Required task: Can you find the lines of the listing that include "物业管理费" and copy every one?

Rows:
= = = = =
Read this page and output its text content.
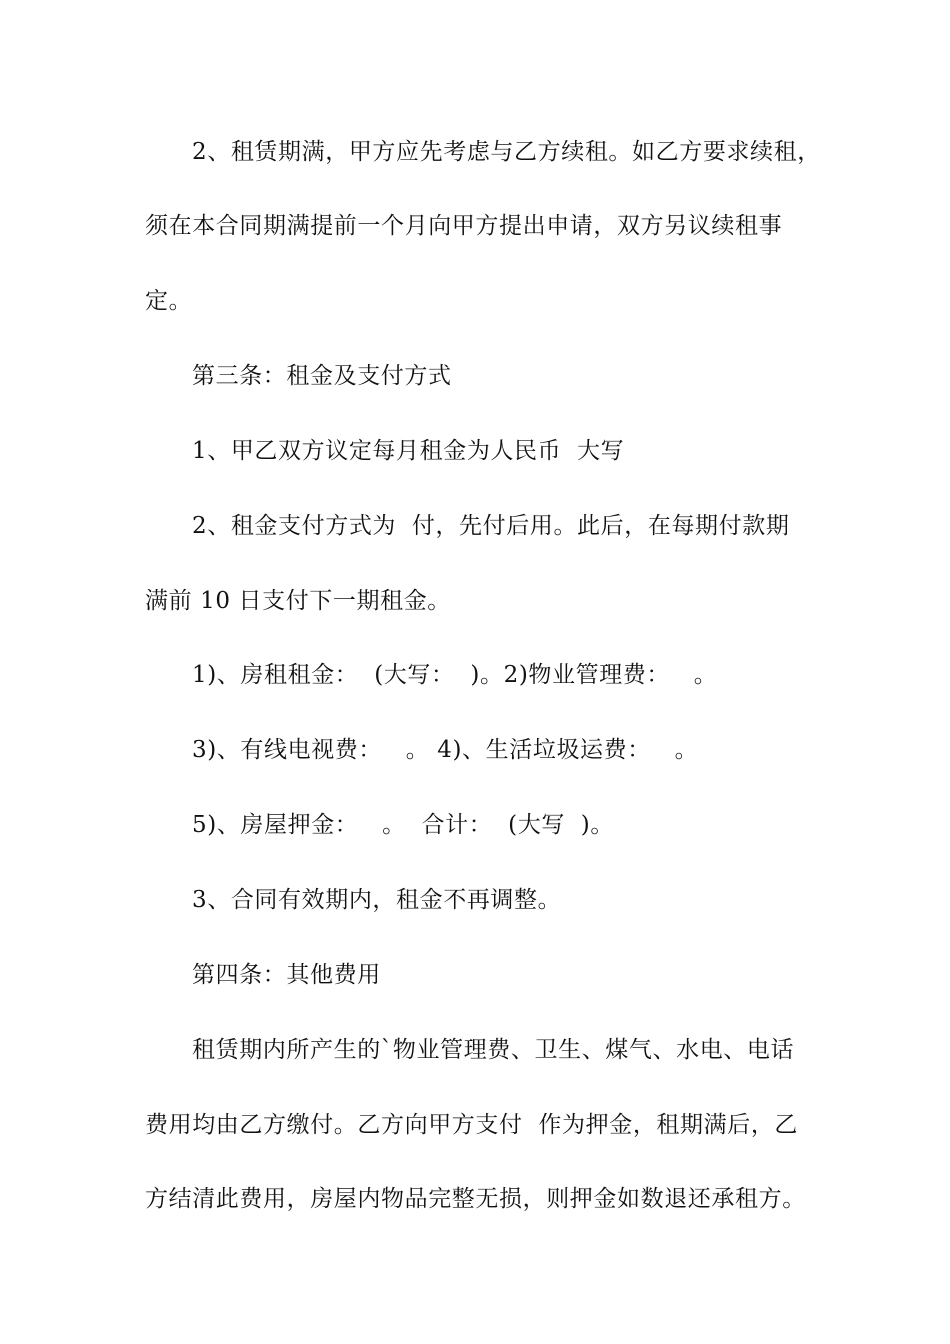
2、租赁期满，甲方应先考虑与乙方续租。如乙方要求续租，
须在本合同期满提前一个月向甲方提出申请，双方另议续租事
定。
第三条：租金及支付方式
1、甲乙双方议定每月租金为人民币  大写
2、租金支付方式为  付，先付后用。此后，在每期付款期
满前 10 日支付下一期租金。
1)、房租租金：  (大写：  )。2)物业管理费：   。
3)、有线电视费：   。 4)、生活垃圾运费：   。
5)、房屋押金：   。  合计：  (大写  )。
3、合同有效期内，租金不再调整。
第四条：其他费用
租赁期内所产生的`物业管理费、卫生、煤气、水电、电话
费用均由乙方缴付。乙方向甲方支付  作为押金，租期满后，乙
方结清此费用，房屋内物品完整无损，则押金如数退还承租方。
= = = = =
Exercise solution:
1)、房租租金：  (大写：  )。2)物业管理费：   。
租赁期内所产生的`物业管理费、卫生、煤气、水电、电话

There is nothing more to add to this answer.